* [What the task asks] Write out every entry exactly as given, but omit the pictures.

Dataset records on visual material

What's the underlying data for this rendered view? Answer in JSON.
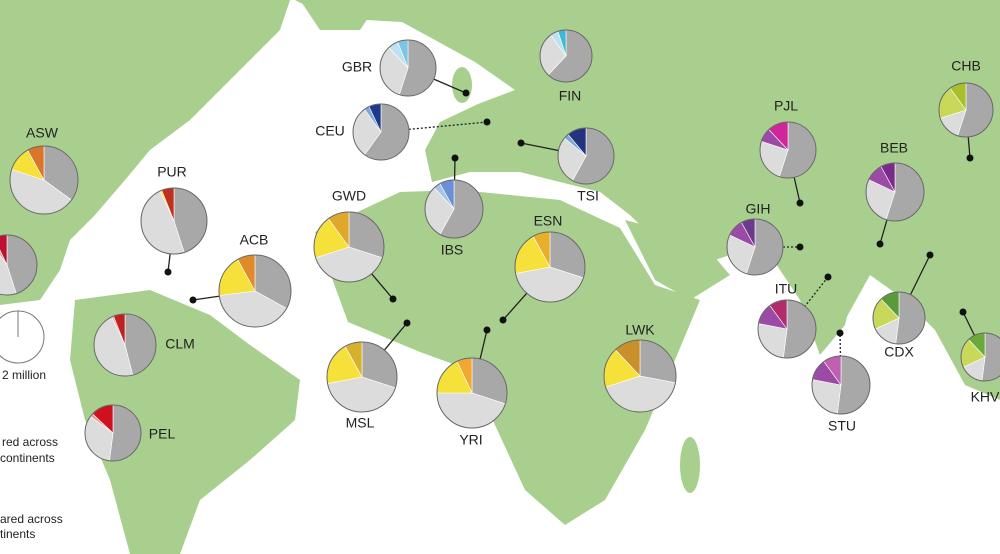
{
  "populations": [
    {
      "label": "GBR",
      "slices": [
        {
          "value": 55,
          "color": "#a8a8a8"
        },
        {
          "value": 33,
          "color": "#dcdcdc"
        },
        {
          "value": 6,
          "color": "#bfe0ef"
        },
        {
          "value": 6,
          "color": "#7ec4e4"
        }
      ]
    },
    {
      "label": "FIN",
      "slices": [
        {
          "value": 62,
          "color": "#a8a8a8"
        },
        {
          "value": 28,
          "color": "#dcdcdc"
        },
        {
          "value": 5,
          "color": "#bfe0ef"
        },
        {
          "value": 5,
          "color": "#3fb8d6"
        }
      ]
    },
    {
      "label": "CEU",
      "slices": [
        {
          "value": 60,
          "color": "#a8a8a8"
        },
        {
          "value": 30,
          "color": "#dcdcdc"
        },
        {
          "value": 3,
          "color": "#7fa8d8"
        },
        {
          "value": 7,
          "color": "#1f3a8c"
        }
      ]
    },
    {
      "label": "TSI",
      "slices": [
        {
          "value": 58,
          "color": "#a8a8a8"
        },
        {
          "value": 28,
          "color": "#dcdcdc"
        },
        {
          "value": 3,
          "color": "#7fa8d8"
        },
        {
          "value": 11,
          "color": "#25337e"
        }
      ]
    },
    {
      "label": "IBS",
      "slices": [
        {
          "value": 58,
          "color": "#a8a8a8"
        },
        {
          "value": 30,
          "color": "#dcdcdc"
        },
        {
          "value": 4,
          "color": "#a9c2e8"
        },
        {
          "value": 8,
          "color": "#6b8fd4"
        }
      ]
    },
    {
      "label": "PJL",
      "slices": [
        {
          "value": 55,
          "color": "#a8a8a8"
        },
        {
          "value": 25,
          "color": "#dcdcdc"
        },
        {
          "value": 8,
          "color": "#9b4aa6"
        },
        {
          "value": 12,
          "color": "#d0269a"
        }
      ]
    },
    {
      "label": "GIH",
      "slices": [
        {
          "value": 55,
          "color": "#a8a8a8"
        },
        {
          "value": 27,
          "color": "#dcdcdc"
        },
        {
          "value": 10,
          "color": "#9b4aa6"
        },
        {
          "value": 8,
          "color": "#6b3a8c"
        }
      ]
    },
    {
      "label": "ITU",
      "slices": [
        {
          "value": 52,
          "color": "#a8a8a8"
        },
        {
          "value": 26,
          "color": "#dcdcdc"
        },
        {
          "value": 12,
          "color": "#9b4aa6"
        },
        {
          "value": 10,
          "color": "#b02c6a"
        }
      ]
    },
    {
      "label": "STU",
      "slices": [
        {
          "value": 52,
          "color": "#a8a8a8"
        },
        {
          "value": 26,
          "color": "#dcdcdc"
        },
        {
          "value": 12,
          "color": "#9b4aa6"
        },
        {
          "value": 10,
          "color": "#c060b0"
        }
      ]
    },
    {
      "label": "BEB",
      "slices": [
        {
          "value": 55,
          "color": "#a8a8a8"
        },
        {
          "value": 27,
          "color": "#dcdcdc"
        },
        {
          "value": 10,
          "color": "#9b4aa6"
        },
        {
          "value": 8,
          "color": "#7a2a8a"
        }
      ]
    },
    {
      "label": "CHB",
      "slices": [
        {
          "value": 55,
          "color": "#a8a8a8"
        },
        {
          "value": 15,
          "color": "#dcdcdc"
        },
        {
          "value": 20,
          "color": "#c9d85a"
        },
        {
          "value": 10,
          "color": "#a8bf2a"
        }
      ]
    },
    {
      "label": "CDX",
      "slices": [
        {
          "value": 52,
          "color": "#a8a8a8"
        },
        {
          "value": 16,
          "color": "#dcdcdc"
        },
        {
          "value": 20,
          "color": "#c9d85a"
        },
        {
          "value": 12,
          "color": "#5a9a3a"
        }
      ]
    },
    {
      "label": "KHV",
      "slices": [
        {
          "value": 52,
          "color": "#a8a8a8"
        },
        {
          "value": 16,
          "color": "#dcdcdc"
        },
        {
          "value": 20,
          "color": "#c9d85a"
        },
        {
          "value": 12,
          "color": "#6aaa3a"
        }
      ]
    },
    {
      "label": "ASW",
      "slices": [
        {
          "value": 35,
          "color": "#a8a8a8"
        },
        {
          "value": 45,
          "color": "#dcdcdc"
        },
        {
          "value": 12,
          "color": "#f5e13a"
        },
        {
          "value": 8,
          "color": "#d8762a"
        }
      ]
    },
    {
      "label": "ACB",
      "slices": [
        {
          "value": 33,
          "color": "#a8a8a8"
        },
        {
          "value": 40,
          "color": "#dcdcdc"
        },
        {
          "value": 19,
          "color": "#f5e13a"
        },
        {
          "value": 8,
          "color": "#e08a2a"
        }
      ]
    },
    {
      "label": "PUR",
      "slices": [
        {
          "value": 45,
          "color": "#a8a8a8"
        },
        {
          "value": 48,
          "color": "#dcdcdc"
        },
        {
          "value": 1,
          "color": "#f5e13a"
        },
        {
          "value": 6,
          "color": "#c0301f"
        }
      ]
    },
    {
      "label": "CLM",
      "slices": [
        {
          "value": 46,
          "color": "#a8a8a8"
        },
        {
          "value": 47,
          "color": "#dcdcdc"
        },
        {
          "value": 1,
          "color": "#e4a0a0"
        },
        {
          "value": 6,
          "color": "#c0201f"
        }
      ]
    },
    {
      "label": "PEL",
      "slices": [
        {
          "value": 52,
          "color": "#a8a8a8"
        },
        {
          "value": 33,
          "color": "#dcdcdc"
        },
        {
          "value": 2,
          "color": "#e4a0a0"
        },
        {
          "value": 13,
          "color": "#d0101f"
        }
      ]
    },
    {
      "label": "GWD",
      "slices": [
        {
          "value": 30,
          "color": "#a8a8a8"
        },
        {
          "value": 40,
          "color": "#dcdcdc"
        },
        {
          "value": 20,
          "color": "#f5e13a"
        },
        {
          "value": 10,
          "color": "#e0a82a"
        }
      ]
    },
    {
      "label": "ESN",
      "slices": [
        {
          "value": 30,
          "color": "#a8a8a8"
        },
        {
          "value": 42,
          "color": "#dcdcdc"
        },
        {
          "value": 20,
          "color": "#f5e13a"
        },
        {
          "value": 8,
          "color": "#e8b02a"
        }
      ]
    },
    {
      "label": "MSL",
      "slices": [
        {
          "value": 30,
          "color": "#a8a8a8"
        },
        {
          "value": 42,
          "color": "#dcdcdc"
        },
        {
          "value": 20,
          "color": "#f5e13a"
        },
        {
          "value": 8,
          "color": "#d8b030"
        }
      ]
    },
    {
      "label": "YRI",
      "slices": [
        {
          "value": 30,
          "color": "#a8a8a8"
        },
        {
          "value": 45,
          "color": "#dcdcdc"
        },
        {
          "value": 18,
          "color": "#f5e13a"
        },
        {
          "value": 7,
          "color": "#f0a830"
        }
      ]
    },
    {
      "label": "LWK",
      "slices": [
        {
          "value": 28,
          "color": "#a8a8a8"
        },
        {
          "value": 42,
          "color": "#dcdcdc"
        },
        {
          "value": 18,
          "color": "#f5e13a"
        },
        {
          "value": 12,
          "color": "#c8902a"
        }
      ]
    },
    {
      "label": null,
      "slices": [
        {
          "value": 45,
          "color": "#a8a8a8"
        },
        {
          "value": 45,
          "color": "#dcdcdc"
        },
        {
          "value": 3,
          "color": "#e4a0a0"
        },
        {
          "value": 7,
          "color": "#c0102f"
        }
      ]
    }
  ],
  "legend": {
    "size_label": "2 million",
    "texts": [
      "red across",
      "continents",
      "ared across",
      "tinents"
    ]
  }
}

* [Answer to the problem]
What's the underlying data for this rendered view? Answer in JSON.
{
  "populations": [
    {
      "label": "GBR",
      "slices": [
        {
          "value": 55,
          "color": "#a8a8a8"
        },
        {
          "value": 33,
          "color": "#dcdcdc"
        },
        {
          "value": 6,
          "color": "#bfe0ef"
        },
        {
          "value": 6,
          "color": "#7ec4e4"
        }
      ]
    },
    {
      "label": "FIN",
      "slices": [
        {
          "value": 62,
          "color": "#a8a8a8"
        },
        {
          "value": 28,
          "color": "#dcdcdc"
        },
        {
          "value": 5,
          "color": "#bfe0ef"
        },
        {
          "value": 5,
          "color": "#3fb8d6"
        }
      ]
    },
    {
      "label": "CEU",
      "slices": [
        {
          "value": 60,
          "color": "#a8a8a8"
        },
        {
          "value": 30,
          "color": "#dcdcdc"
        },
        {
          "value": 3,
          "color": "#7fa8d8"
        },
        {
          "value": 7,
          "color": "#1f3a8c"
        }
      ]
    },
    {
      "label": "TSI",
      "slices": [
        {
          "value": 58,
          "color": "#a8a8a8"
        },
        {
          "value": 28,
          "color": "#dcdcdc"
        },
        {
          "value": 3,
          "color": "#7fa8d8"
        },
        {
          "value": 11,
          "color": "#25337e"
        }
      ]
    },
    {
      "label": "IBS",
      "slices": [
        {
          "value": 58,
          "color": "#a8a8a8"
        },
        {
          "value": 30,
          "color": "#dcdcdc"
        },
        {
          "value": 4,
          "color": "#a9c2e8"
        },
        {
          "value": 8,
          "color": "#6b8fd4"
        }
      ]
    },
    {
      "label": "PJL",
      "slices": [
        {
          "value": 55,
          "color": "#a8a8a8"
        },
        {
          "value": 25,
          "color": "#dcdcdc"
        },
        {
          "value": 8,
          "color": "#9b4aa6"
        },
        {
          "value": 12,
          "color": "#d0269a"
        }
      ]
    },
    {
      "label": "GIH",
      "slices": [
        {
          "value": 55,
          "color": "#a8a8a8"
        },
        {
          "value": 27,
          "color": "#dcdcdc"
        },
        {
          "value": 10,
          "color": "#9b4aa6"
        },
        {
          "value": 8,
          "color": "#6b3a8c"
        }
      ]
    },
    {
      "label": "ITU",
      "slices": [
        {
          "value": 52,
          "color": "#a8a8a8"
        },
        {
          "value": 26,
          "color": "#dcdcdc"
        },
        {
          "value": 12,
          "color": "#9b4aa6"
        },
        {
          "value": 10,
          "color": "#b02c6a"
        }
      ]
    },
    {
      "label": "STU",
      "slices": [
        {
          "value": 52,
          "color": "#a8a8a8"
        },
        {
          "value": 26,
          "color": "#dcdcdc"
        },
        {
          "value": 12,
          "color": "#9b4aa6"
        },
        {
          "value": 10,
          "color": "#c060b0"
        }
      ]
    },
    {
      "label": "BEB",
      "slices": [
        {
          "value": 55,
          "color": "#a8a8a8"
        },
        {
          "value": 27,
          "color": "#dcdcdc"
        },
        {
          "value": 10,
          "color": "#9b4aa6"
        },
        {
          "value": 8,
          "color": "#7a2a8a"
        }
      ]
    },
    {
      "label": "CHB",
      "slices": [
        {
          "value": 55,
          "color": "#a8a8a8"
        },
        {
          "value": 15,
          "color": "#dcdcdc"
        },
        {
          "value": 20,
          "color": "#c9d85a"
        },
        {
          "value": 10,
          "color": "#a8bf2a"
        }
      ]
    },
    {
      "label": "CDX",
      "slices": [
        {
          "value": 52,
          "color": "#a8a8a8"
        },
        {
          "value": 16,
          "color": "#dcdcdc"
        },
        {
          "value": 20,
          "color": "#c9d85a"
        },
        {
          "value": 12,
          "color": "#5a9a3a"
        }
      ]
    },
    {
      "label": "KHV",
      "slices": [
        {
          "value": 52,
          "color": "#a8a8a8"
        },
        {
          "value": 16,
          "color": "#dcdcdc"
        },
        {
          "value": 20,
          "color": "#c9d85a"
        },
        {
          "value": 12,
          "color": "#6aaa3a"
        }
      ]
    },
    {
      "label": "ASW",
      "slices": [
        {
          "value": 35,
          "color": "#a8a8a8"
        },
        {
          "value": 45,
          "color": "#dcdcdc"
        },
        {
          "value": 12,
          "color": "#f5e13a"
        },
        {
          "value": 8,
          "color": "#d8762a"
        }
      ]
    },
    {
      "label": "ACB",
      "slices": [
        {
          "value": 33,
          "color": "#a8a8a8"
        },
        {
          "value": 40,
          "color": "#dcdcdc"
        },
        {
          "value": 19,
          "color": "#f5e13a"
        },
        {
          "value": 8,
          "color": "#e08a2a"
        }
      ]
    },
    {
      "label": "PUR",
      "slices": [
        {
          "value": 45,
          "color": "#a8a8a8"
        },
        {
          "value": 48,
          "color": "#dcdcdc"
        },
        {
          "value": 1,
          "color": "#f5e13a"
        },
        {
          "value": 6,
          "color": "#c0301f"
        }
      ]
    },
    {
      "label": "CLM",
      "slices": [
        {
          "value": 46,
          "color": "#a8a8a8"
        },
        {
          "value": 47,
          "color": "#dcdcdc"
        },
        {
          "value": 1,
          "color": "#e4a0a0"
        },
        {
          "value": 6,
          "color": "#c0201f"
        }
      ]
    },
    {
      "label": "PEL",
      "slices": [
        {
          "value": 52,
          "color": "#a8a8a8"
        },
        {
          "value": 33,
          "color": "#dcdcdc"
        },
        {
          "value": 2,
          "color": "#e4a0a0"
        },
        {
          "value": 13,
          "color": "#d0101f"
        }
      ]
    },
    {
      "label": "GWD",
      "slices": [
        {
          "value": 30,
          "color": "#a8a8a8"
        },
        {
          "value": 40,
          "color": "#dcdcdc"
        },
        {
          "value": 20,
          "color": "#f5e13a"
        },
        {
          "value": 10,
          "color": "#e0a82a"
        }
      ]
    },
    {
      "label": "ESN",
      "slices": [
        {
          "value": 30,
          "color": "#a8a8a8"
        },
        {
          "value": 42,
          "color": "#dcdcdc"
        },
        {
          "value": 20,
          "color": "#f5e13a"
        },
        {
          "value": 8,
          "color": "#e8b02a"
        }
      ]
    },
    {
      "label": "MSL",
      "slices": [
        {
          "value": 30,
          "color": "#a8a8a8"
        },
        {
          "value": 42,
          "color": "#dcdcdc"
        },
        {
          "value": 20,
          "color": "#f5e13a"
        },
        {
          "value": 8,
          "color": "#d8b030"
        }
      ]
    },
    {
      "label": "YRI",
      "slices": [
        {
          "value": 30,
          "color": "#a8a8a8"
        },
        {
          "value": 45,
          "color": "#dcdcdc"
        },
        {
          "value": 18,
          "color": "#f5e13a"
        },
        {
          "value": 7,
          "color": "#f0a830"
        }
      ]
    },
    {
      "label": "LWK",
      "slices": [
        {
          "value": 28,
          "color": "#a8a8a8"
        },
        {
          "value": 42,
          "color": "#dcdcdc"
        },
        {
          "value": 18,
          "color": "#f5e13a"
        },
        {
          "value": 12,
          "color": "#c8902a"
        }
      ]
    },
    {
      "label": null,
      "slices": [
        {
          "value": 45,
          "color": "#a8a8a8"
        },
        {
          "value": 45,
          "color": "#dcdcdc"
        },
        {
          "value": 3,
          "color": "#e4a0a0"
        },
        {
          "value": 7,
          "color": "#c0102f"
        }
      ]
    }
  ],
  "legend": {
    "size_label": "2 million",
    "texts": [
      "red across",
      "continents",
      "ared across",
      "tinents"
    ]
  }
}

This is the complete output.